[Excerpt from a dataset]
------------------------------
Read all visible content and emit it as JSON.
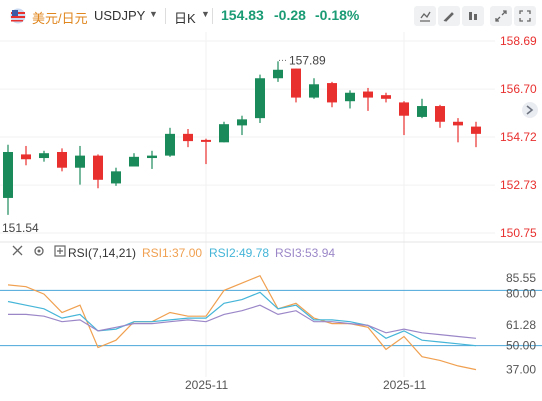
{
  "header": {
    "pair_cn": "美元/日元",
    "pair_symbol": "USDJPY",
    "period": "日K",
    "last_price": "154.83",
    "change": "-0.28",
    "change_pct": "-0.18%",
    "price_color": "#1a9b74"
  },
  "indicator": {
    "name": "RSI(7,14,21)",
    "rsi1_label": "RSI1:37.00",
    "rsi2_label": "RSI2:49.78",
    "rsi3_label": "RSI3:53.94",
    "rsi1_color": "#f0a050",
    "rsi2_color": "#45b5d8",
    "rsi3_color": "#9b87c8"
  },
  "icons": [
    "flag-icon",
    "close-icon",
    "settings-icon",
    "indicator-icon",
    "fullscreen-icon",
    "draw-icon",
    "compare-icon",
    "expand-icon",
    "scroll-arrow-icon"
  ],
  "chart_data": [
    {
      "type": "candlestick",
      "title": "USDJPY 日K",
      "y_ticks": [
        "158.69",
        "156.70",
        "154.72",
        "152.73",
        "150.75"
      ],
      "ylim": [
        150.75,
        158.69
      ],
      "x_ticks": [
        {
          "index": 11,
          "label": "2025-11"
        },
        {
          "index": 22,
          "label": "2025-11"
        }
      ],
      "annotations": [
        {
          "label": "157.89",
          "value": 157.89,
          "index": 15
        },
        {
          "label": "151.54",
          "value": 151.54,
          "index": 0
        }
      ],
      "up_color": "#1a8a5a",
      "down_color": "#e8302f",
      "candles": [
        {
          "o": 152.2,
          "h": 154.4,
          "l": 151.5,
          "c": 154.1
        },
        {
          "o": 154.0,
          "h": 154.35,
          "l": 153.55,
          "c": 153.8
        },
        {
          "o": 153.85,
          "h": 154.15,
          "l": 153.7,
          "c": 154.05
        },
        {
          "o": 154.1,
          "h": 154.25,
          "l": 153.3,
          "c": 153.45
        },
        {
          "o": 153.45,
          "h": 154.35,
          "l": 152.75,
          "c": 153.95
        },
        {
          "o": 153.95,
          "h": 154.0,
          "l": 152.6,
          "c": 152.95
        },
        {
          "o": 152.8,
          "h": 153.45,
          "l": 152.7,
          "c": 153.3
        },
        {
          "o": 153.5,
          "h": 154.05,
          "l": 153.5,
          "c": 153.9
        },
        {
          "o": 153.85,
          "h": 154.15,
          "l": 153.4,
          "c": 153.95
        },
        {
          "o": 153.95,
          "h": 155.1,
          "l": 153.9,
          "c": 154.85
        },
        {
          "o": 154.85,
          "h": 155.05,
          "l": 154.3,
          "c": 154.55
        },
        {
          "o": 154.6,
          "h": 154.65,
          "l": 153.6,
          "c": 154.55
        },
        {
          "o": 154.5,
          "h": 155.35,
          "l": 154.5,
          "c": 155.25
        },
        {
          "o": 155.2,
          "h": 155.6,
          "l": 154.8,
          "c": 155.45
        },
        {
          "o": 155.5,
          "h": 157.3,
          "l": 155.3,
          "c": 157.15
        },
        {
          "o": 157.15,
          "h": 157.85,
          "l": 157.0,
          "c": 157.5
        },
        {
          "o": 157.55,
          "h": 157.55,
          "l": 156.15,
          "c": 156.35
        },
        {
          "o": 156.35,
          "h": 157.15,
          "l": 156.3,
          "c": 156.9
        },
        {
          "o": 156.95,
          "h": 157.0,
          "l": 155.95,
          "c": 156.15
        },
        {
          "o": 156.2,
          "h": 156.65,
          "l": 155.9,
          "c": 156.55
        },
        {
          "o": 156.6,
          "h": 156.75,
          "l": 155.8,
          "c": 156.35
        },
        {
          "o": 156.45,
          "h": 156.55,
          "l": 156.15,
          "c": 156.3
        },
        {
          "o": 156.15,
          "h": 156.2,
          "l": 154.8,
          "c": 155.6
        },
        {
          "o": 155.55,
          "h": 156.3,
          "l": 155.5,
          "c": 156.0
        },
        {
          "o": 156.0,
          "h": 156.05,
          "l": 155.1,
          "c": 155.35
        },
        {
          "o": 155.35,
          "h": 155.5,
          "l": 154.5,
          "c": 155.2
        },
        {
          "o": 155.15,
          "h": 155.35,
          "l": 154.3,
          "c": 154.85
        }
      ]
    },
    {
      "type": "line",
      "title": "RSI(7,14,21)",
      "y_ticks": [
        "85.55",
        "80.00",
        "61.28",
        "50.00",
        "37.00"
      ],
      "ylim": [
        33,
        90
      ],
      "hlines": [
        80,
        50
      ],
      "series": [
        {
          "name": "RSI1",
          "color": "#f0a050",
          "values": [
            83,
            82,
            78,
            68,
            72,
            49,
            53,
            63,
            63,
            68,
            66,
            66,
            80,
            84,
            88,
            70,
            73,
            65,
            62,
            62,
            60,
            48,
            55,
            44,
            42,
            39,
            37
          ]
        },
        {
          "name": "RSI2",
          "color": "#45b5d8",
          "values": [
            74,
            72,
            70,
            65,
            67,
            58,
            59,
            63,
            63,
            64,
            65,
            65,
            73,
            75,
            79,
            70,
            72,
            64,
            64,
            63,
            61,
            54,
            58,
            53,
            52,
            51,
            50
          ]
        },
        {
          "name": "RSI3",
          "color": "#9b87c8",
          "values": [
            67,
            67,
            66,
            63,
            64,
            58,
            60,
            62,
            62,
            63,
            64,
            63,
            67,
            69,
            72,
            67,
            69,
            63,
            63,
            62,
            61,
            57,
            59,
            57,
            56,
            55,
            54
          ]
        }
      ]
    }
  ]
}
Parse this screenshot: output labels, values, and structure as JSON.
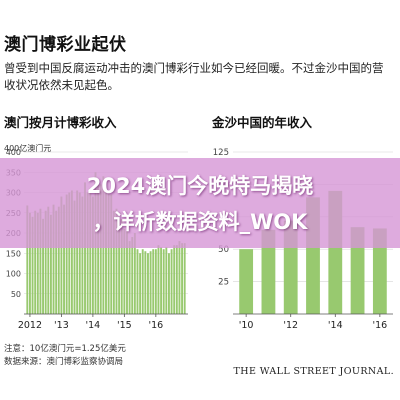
{
  "header": {
    "title": "澳门博彩业起伏",
    "subtitle": "曾受到中国反腐运动冲击的澳门博彩行业如今已经回暖。不过金沙中国的营收状况依然未见起色。"
  },
  "colors": {
    "bar": "#98c96f",
    "overlay": "#d696d6",
    "grid": "#d6d6d6",
    "axis": "#555555"
  },
  "chart_data": [
    {
      "type": "bar",
      "title": "澳门按月计博彩收入",
      "unit_label": "400亿澳门元",
      "ylim": [
        0,
        400
      ],
      "yticks": [
        "400",
        "350",
        "300",
        "250",
        "200",
        "150",
        "100",
        "50",
        "0"
      ],
      "tick_labels": [
        "2012",
        "'13",
        "'14",
        "'15",
        "'16"
      ],
      "x": [
        "2011-12",
        "2012-01",
        "2012-02",
        "2012-03",
        "2012-04",
        "2012-05",
        "2012-06",
        "2012-07",
        "2012-08",
        "2012-09",
        "2012-10",
        "2012-11",
        "2012-12",
        "2013-01",
        "2013-02",
        "2013-03",
        "2013-04",
        "2013-05",
        "2013-06",
        "2013-07",
        "2013-08",
        "2013-09",
        "2013-10",
        "2013-11",
        "2013-12",
        "2014-01",
        "2014-02",
        "2014-03",
        "2014-04",
        "2014-05",
        "2014-06",
        "2014-07",
        "2014-08",
        "2014-09",
        "2014-10",
        "2014-11",
        "2014-12",
        "2015-01",
        "2015-02",
        "2015-03",
        "2015-04",
        "2015-05",
        "2015-06",
        "2015-07",
        "2015-08",
        "2015-09",
        "2015-10",
        "2015-11",
        "2015-12",
        "2016-01",
        "2016-02",
        "2016-03",
        "2016-04",
        "2016-05",
        "2016-06",
        "2016-07",
        "2016-08",
        "2016-09",
        "2016-10",
        "2016-11",
        "2016-12"
      ],
      "values": [
        268,
        250,
        240,
        255,
        250,
        260,
        235,
        255,
        265,
        245,
        270,
        255,
        265,
        290,
        270,
        295,
        300,
        305,
        280,
        305,
        300,
        290,
        325,
        300,
        310,
        290,
        350,
        320,
        320,
        340,
        300,
        300,
        295,
        255,
        260,
        240,
        235,
        210,
        205,
        180,
        190,
        200,
        160,
        150,
        160,
        155,
        150,
        155,
        160,
        160,
        170,
        165,
        160,
        165,
        150,
        160,
        170,
        170,
        180,
        175,
        175
      ]
    },
    {
      "type": "bar",
      "title": "金沙中国的年收入",
      "ylim": [
        0,
        125
      ],
      "yticks": [
        "125",
        "100",
        "75",
        "50",
        "25"
      ],
      "tick_labels": [
        "'10",
        "'12",
        "'14",
        "'16"
      ],
      "categories": [
        "2010",
        "2011",
        "2012",
        "2013",
        "2014",
        "2015",
        "2016"
      ],
      "values": [
        50,
        65,
        72,
        90,
        95,
        67,
        66
      ]
    }
  ],
  "footer": {
    "note": "注意：10亿澳门元=1.25亿美元",
    "source": "数据来源：澳门博彩监察协调局",
    "credit": "THE WALL STREET JOURNAL."
  },
  "overlay": {
    "line1": "2024澳门今晚特马揭晓",
    "line2": "，详析数据资料_WOK"
  }
}
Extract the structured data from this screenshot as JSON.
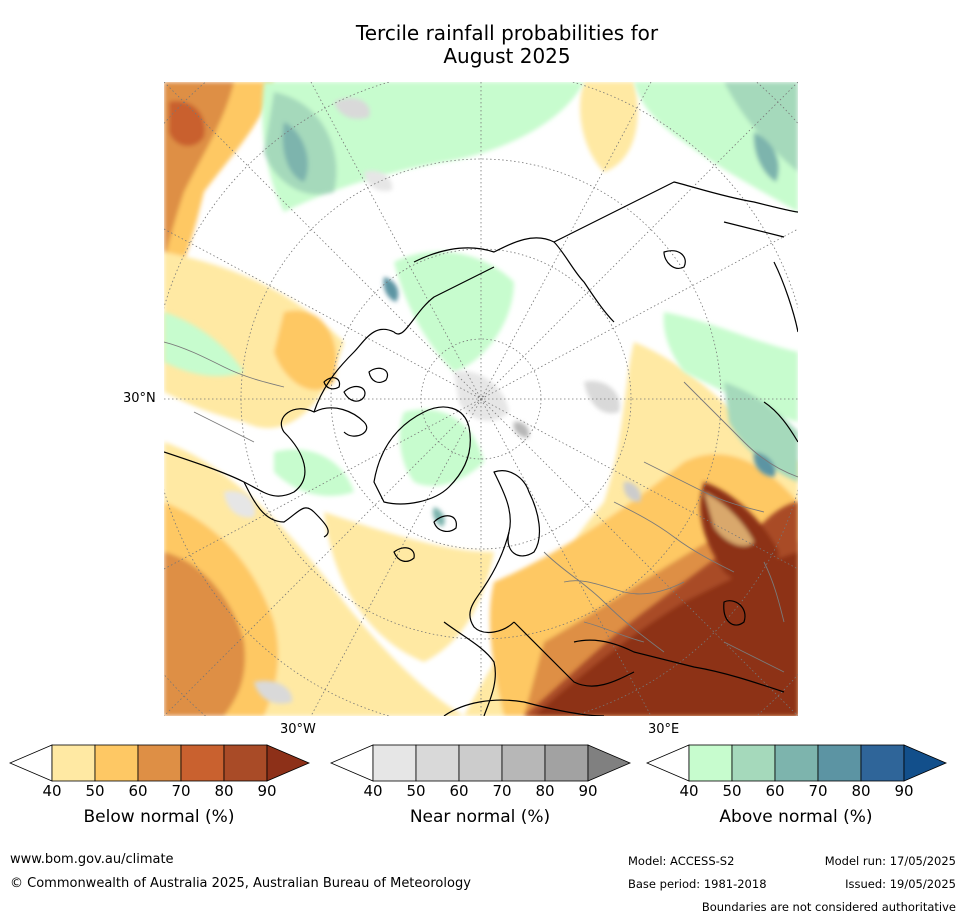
{
  "title_line1": "Tercile rainfall probabilities for",
  "title_line2": "August 2025",
  "map": {
    "lat_label": "30°N",
    "lon_label_left": "30°W",
    "lon_label_right": "30°E"
  },
  "colorbars": [
    {
      "title": "Below normal (%)",
      "ticks": [
        "40",
        "50",
        "60",
        "70",
        "80",
        "90"
      ],
      "colors": [
        "#ffffff",
        "#ffe9a3",
        "#fec864",
        "#de8f45",
        "#c9612f",
        "#a94b27",
        "#8d3018"
      ]
    },
    {
      "title": "Near normal (%)",
      "ticks": [
        "40",
        "50",
        "60",
        "70",
        "80",
        "90"
      ],
      "colors": [
        "#ffffff",
        "#e6e6e6",
        "#d9d9d9",
        "#cccccc",
        "#b7b7b7",
        "#a2a2a2",
        "#808080"
      ]
    },
    {
      "title": "Above normal (%)",
      "ticks": [
        "40",
        "50",
        "60",
        "70",
        "80",
        "90"
      ],
      "colors": [
        "#ffffff",
        "#c7fcce",
        "#a5d9bb",
        "#7db4ad",
        "#5c94a3",
        "#2f6599",
        "#124f8b"
      ]
    }
  ],
  "footer": {
    "website": "www.bom.gov.au/climate",
    "copyright": "© Commonwealth of Australia 2025, Australian Bureau of Meteorology",
    "model": "Model: ACCESS-S2",
    "model_run": "Model run: 17/05/2025",
    "base_period": "Base period: 1981-2018",
    "issued": "Issued: 19/05/2025",
    "disclaimer": "Boundaries are not considered authoritative"
  }
}
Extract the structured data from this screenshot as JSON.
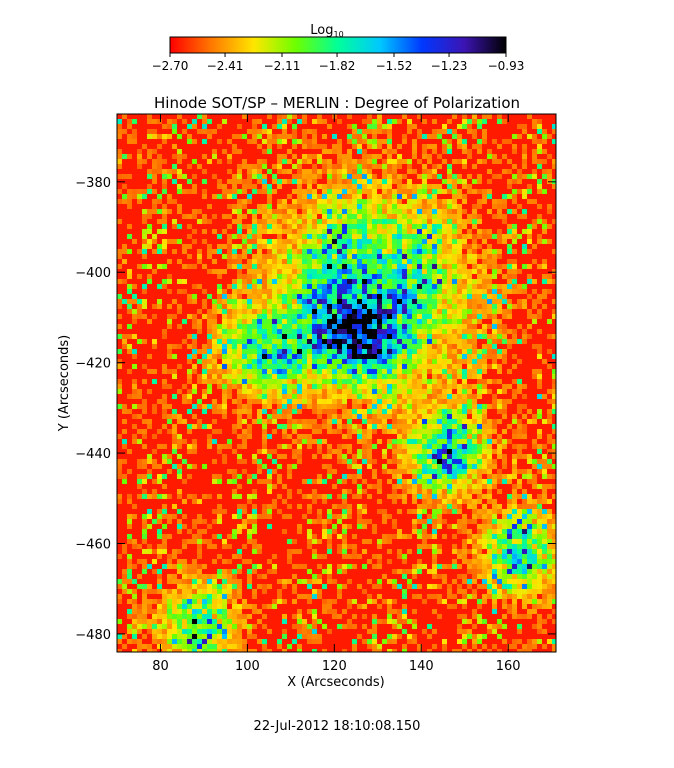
{
  "chart_data": {
    "type": "heatmap",
    "title": "Hinode SOT/SP – MERLIN : Degree of Polarization",
    "xlabel": "X (Arcseconds)",
    "ylabel": "Y (Arcseconds)",
    "xlim": [
      70,
      171
    ],
    "ylim": [
      -484,
      -365
    ],
    "x_ticks": [
      80,
      100,
      120,
      140,
      160
    ],
    "y_ticks": [
      -380,
      -400,
      -420,
      -440,
      -460,
      -480
    ],
    "colorbar": {
      "title_base": "Log",
      "title_sub": "10",
      "range": [
        -2.7,
        -0.93
      ],
      "tick_values": [
        -2.7,
        -2.41,
        -2.11,
        -1.82,
        -1.52,
        -1.23,
        -0.93
      ],
      "tick_labels": [
        "−2.70",
        "−2.41",
        "−2.11",
        "−1.82",
        "−1.52",
        "−1.23",
        "−0.93"
      ],
      "colors": [
        "#ff0000",
        "#ff7a00",
        "#ffe600",
        "#6cff00",
        "#00ff9a",
        "#00c8ff",
        "#0038ff",
        "#3c14b4",
        "#000000"
      ]
    },
    "features": [
      {
        "name": "strong-polarization-core",
        "x": 124,
        "y": -414,
        "value": -0.93
      },
      {
        "name": "network-region",
        "x": 128,
        "y": -405,
        "value": -1.3
      },
      {
        "name": "network-lane",
        "x": 146,
        "y": -440,
        "value": -1.4
      },
      {
        "name": "network-lane-left",
        "x": 103,
        "y": -418,
        "value": -1.6
      },
      {
        "name": "network-lane-bottom",
        "x": 88,
        "y": -478,
        "value": -1.7
      },
      {
        "name": "network-lane-right",
        "x": 163,
        "y": -462,
        "value": -1.6
      }
    ],
    "background_value": -2.7,
    "timestamp": "22-Jul-2012 18:10:08.150"
  }
}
------------------------------
-- EXERCISE TASK --
Search the listing for the word "Model". Copy every line in which it occurs.

-- RESPONSE TO THE TASK --
    "model": "Model: ACCESS-S2",
    "model_run": "Model run: 17/05/2025",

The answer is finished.